Supplied records:
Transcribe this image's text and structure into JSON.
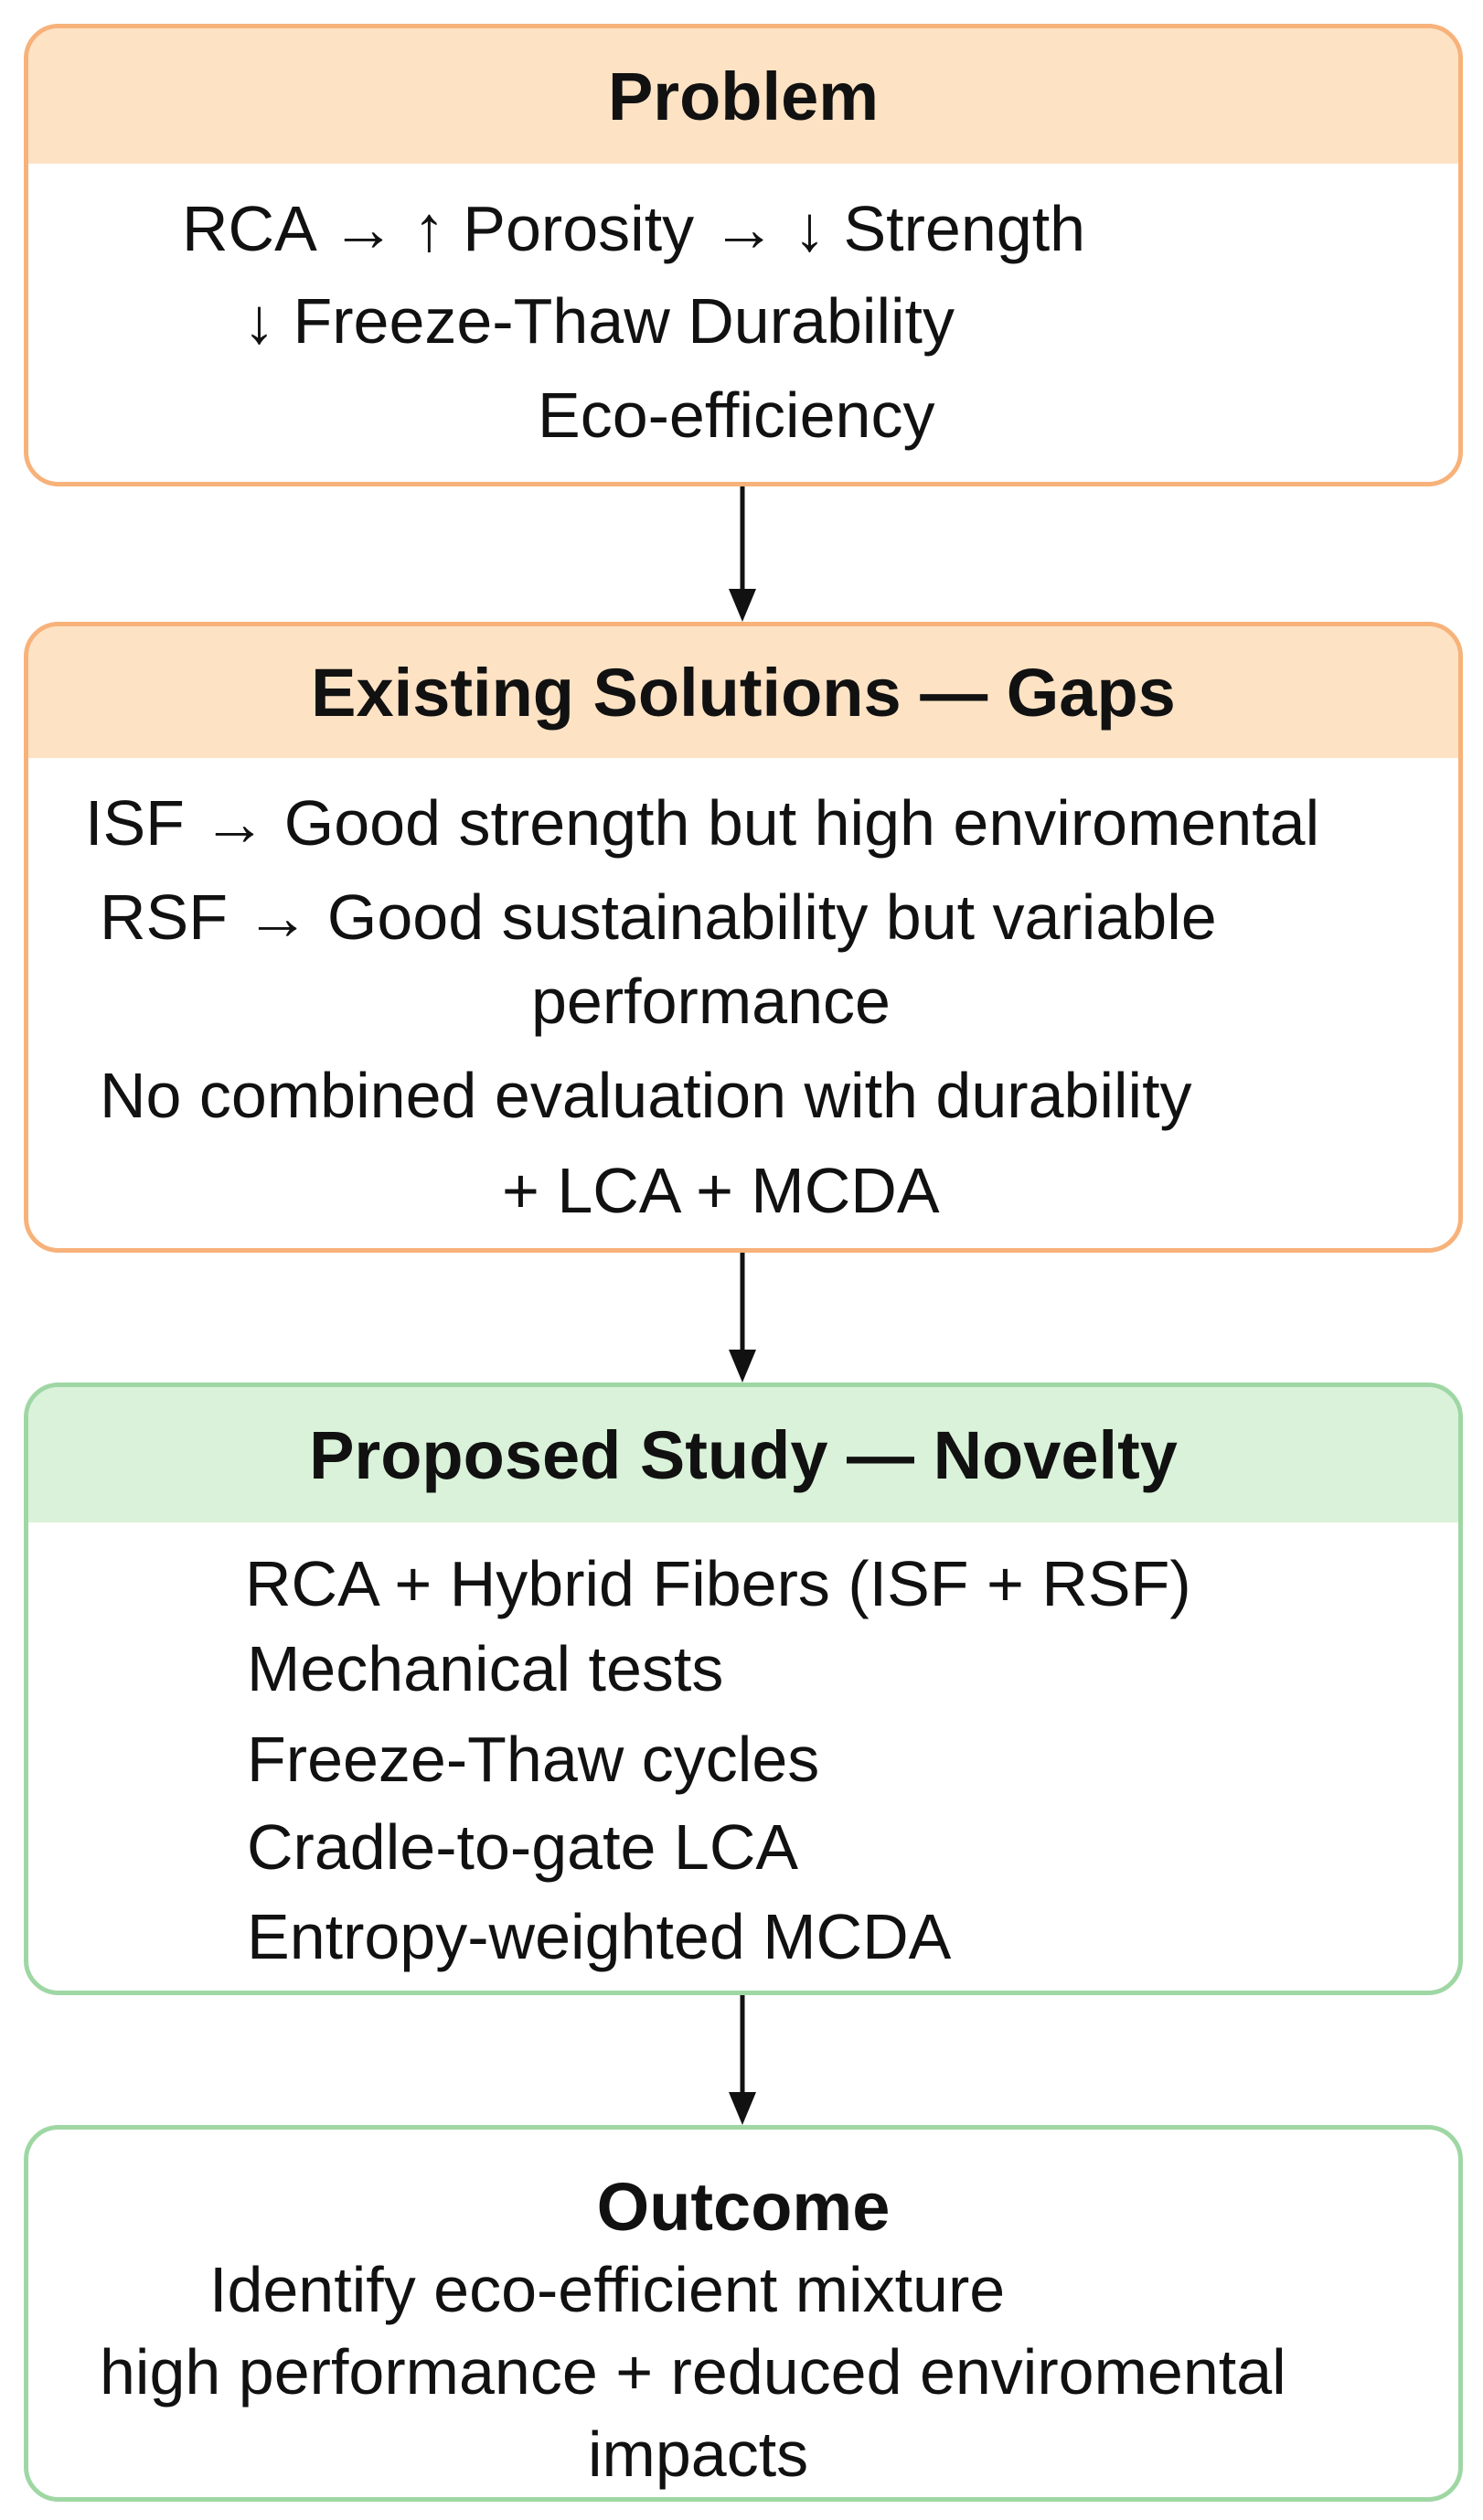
{
  "problem": {
    "title": "Problem",
    "lines": [
      "RCA → ↑ Porosity → ↓ Strength",
      "↓ Freeze-Thaw Durability",
      "Eco-efficiency"
    ]
  },
  "existing_solutions": {
    "title": "Existing Solutions — Gaps",
    "lines": [
      "ISF → Good strength but high enviromental",
      "RSF → Good sustainability but variable",
      "performance",
      "No combined evaluation with durability",
      "+ LCA + MCDA"
    ]
  },
  "proposed_study": {
    "title": "Proposed Study — Novelty",
    "lines": [
      "RCA + Hybrid Fibers (ISF + RSF)",
      "Mechanical tests",
      "Freeze-Thaw cycles",
      "Cradle-to-gate LCA",
      "Entropy-weighted MCDA"
    ]
  },
  "outcome": {
    "title": "Outcome",
    "lines": [
      "Identify eco-efficient mixture",
      "high performance + reduced enviromental",
      "impacts"
    ]
  },
  "colors": {
    "orange_border": "#f7b27a",
    "orange_header": "#fde2c4",
    "green_border": "#9fd7a4",
    "green_header": "#d9f2d9",
    "arrow": "#111111"
  }
}
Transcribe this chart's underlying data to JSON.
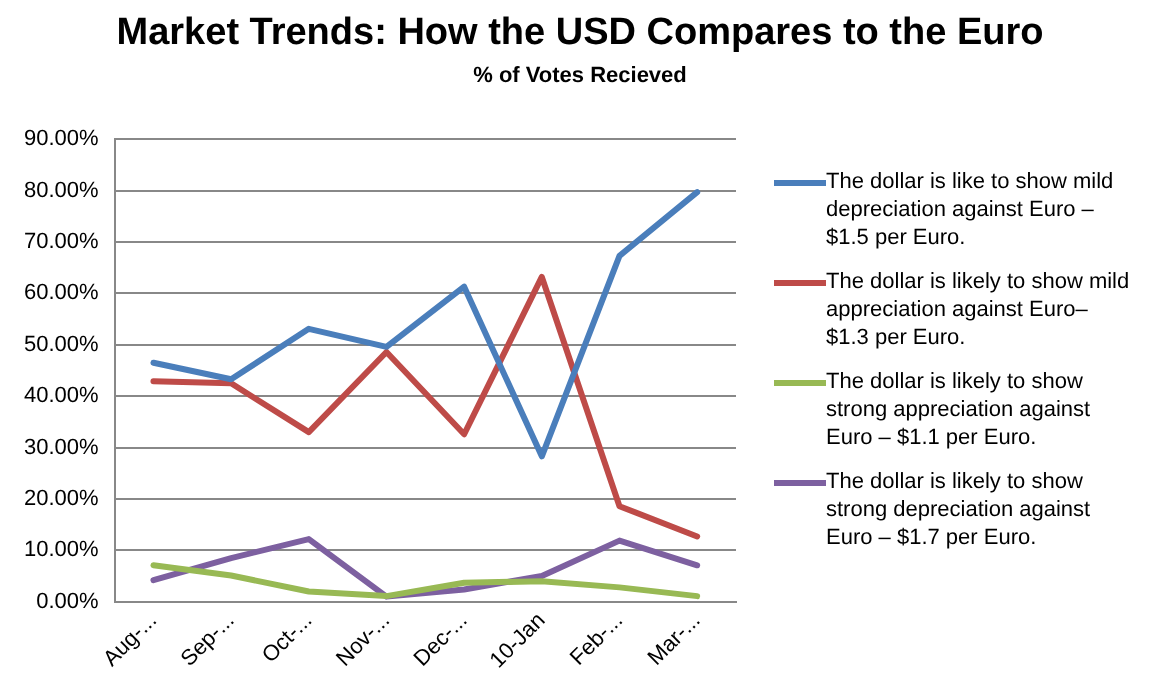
{
  "chart_data": {
    "type": "line",
    "title": "Market Trends: How the USD Compares to the Euro",
    "subtitle": "% of Votes Recieved",
    "categories": [
      "Aug-...",
      "Sep-...",
      "Oct-...",
      "Nov-...",
      "Dec-...",
      "10-Jan",
      "Feb-...",
      "Mar-..."
    ],
    "series": [
      {
        "name": "The dollar is like to show mild depreciation against Euro –$1.5 per Euro.",
        "color": "#4a7ebb",
        "values": [
          46.5,
          43.3,
          53.1,
          49.6,
          61.3,
          28.3,
          67.3,
          79.7
        ]
      },
      {
        "name": "The dollar is likely to show mild appreciation against Euro– $1.3 per Euro.",
        "color": "#be4b48",
        "values": [
          42.9,
          42.5,
          33.0,
          48.6,
          32.6,
          63.2,
          18.6,
          12.7
        ]
      },
      {
        "name": "The dollar is likely to show strong appreciation against Euro – $1.1 per Euro.",
        "color": "#98b954",
        "values": [
          7.1,
          5.1,
          2.0,
          1.1,
          3.7,
          4.0,
          2.8,
          1.1
        ]
      },
      {
        "name": "The dollar is likely to show strong depreciation against Euro – $1.7 per Euro.",
        "color": "#7d60a0",
        "values": [
          4.2,
          8.5,
          12.2,
          1.0,
          2.4,
          5.0,
          11.9,
          7.1
        ]
      }
    ],
    "ylim": [
      0,
      90
    ],
    "yticks": [
      {
        "value": 0,
        "label": "0.00%"
      },
      {
        "value": 10,
        "label": "10.00%"
      },
      {
        "value": 20,
        "label": "20.00%"
      },
      {
        "value": 30,
        "label": "30.00%"
      },
      {
        "value": 40,
        "label": "40.00%"
      },
      {
        "value": 50,
        "label": "50.00%"
      },
      {
        "value": 60,
        "label": "60.00%"
      },
      {
        "value": 70,
        "label": "70.00%"
      },
      {
        "value": 80,
        "label": "80.00%"
      },
      {
        "value": 90,
        "label": "90.00%"
      }
    ],
    "grid": "y",
    "legend": "right",
    "marker": "none",
    "line_style": "solid"
  }
}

Goal: Restate the whole of the material word for word without the pictures.

Result below:
Transcribe this image's text and structure into JSON.
{
  "problem": {
    "title": "Problem",
    "lines": [
      "RCA → ↑ Porosity → ↓ Strength",
      "↓ Freeze-Thaw Durability",
      "Eco-efficiency"
    ]
  },
  "existing_solutions": {
    "title": "Existing Solutions — Gaps",
    "lines": [
      "ISF → Good strength but high enviromental",
      "RSF → Good sustainability but variable",
      "performance",
      "No combined evaluation with durability",
      "+ LCA + MCDA"
    ]
  },
  "proposed_study": {
    "title": "Proposed Study — Novelty",
    "lines": [
      "RCA + Hybrid Fibers (ISF + RSF)",
      "Mechanical tests",
      "Freeze-Thaw cycles",
      "Cradle-to-gate LCA",
      "Entropy-weighted MCDA"
    ]
  },
  "outcome": {
    "title": "Outcome",
    "lines": [
      "Identify eco-efficient mixture",
      "high performance + reduced enviromental",
      "impacts"
    ]
  },
  "colors": {
    "orange_border": "#f7b27a",
    "orange_header": "#fde2c4",
    "green_border": "#9fd7a4",
    "green_header": "#d9f2d9",
    "arrow": "#111111"
  }
}
Transcribe this chart's underlying data to JSON.
{
  "chart_data": {
    "type": "line",
    "title": "Market Trends: How the USD Compares to the Euro",
    "subtitle": "% of Votes Recieved",
    "categories": [
      "Aug-...",
      "Sep-...",
      "Oct-...",
      "Nov-...",
      "Dec-...",
      "10-Jan",
      "Feb-...",
      "Mar-..."
    ],
    "series": [
      {
        "name": "The dollar is like to show mild depreciation against Euro –$1.5 per Euro.",
        "color": "#4a7ebb",
        "values": [
          46.5,
          43.3,
          53.1,
          49.6,
          61.3,
          28.3,
          67.3,
          79.7
        ]
      },
      {
        "name": "The dollar is likely to show mild appreciation against Euro– $1.3 per Euro.",
        "color": "#be4b48",
        "values": [
          42.9,
          42.5,
          33.0,
          48.6,
          32.6,
          63.2,
          18.6,
          12.7
        ]
      },
      {
        "name": "The dollar is likely to show strong appreciation against Euro – $1.1 per Euro.",
        "color": "#98b954",
        "values": [
          7.1,
          5.1,
          2.0,
          1.1,
          3.7,
          4.0,
          2.8,
          1.1
        ]
      },
      {
        "name": "The dollar is likely to show strong depreciation against Euro – $1.7 per Euro.",
        "color": "#7d60a0",
        "values": [
          4.2,
          8.5,
          12.2,
          1.0,
          2.4,
          5.0,
          11.9,
          7.1
        ]
      }
    ],
    "ylim": [
      0,
      90
    ],
    "yticks": [
      {
        "value": 0,
        "label": "0.00%"
      },
      {
        "value": 10,
        "label": "10.00%"
      },
      {
        "value": 20,
        "label": "20.00%"
      },
      {
        "value": 30,
        "label": "30.00%"
      },
      {
        "value": 40,
        "label": "40.00%"
      },
      {
        "value": 50,
        "label": "50.00%"
      },
      {
        "value": 60,
        "label": "60.00%"
      },
      {
        "value": 70,
        "label": "70.00%"
      },
      {
        "value": 80,
        "label": "80.00%"
      },
      {
        "value": 90,
        "label": "90.00%"
      }
    ],
    "grid": "y",
    "legend": "right",
    "marker": "none",
    "line_style": "solid"
  }
}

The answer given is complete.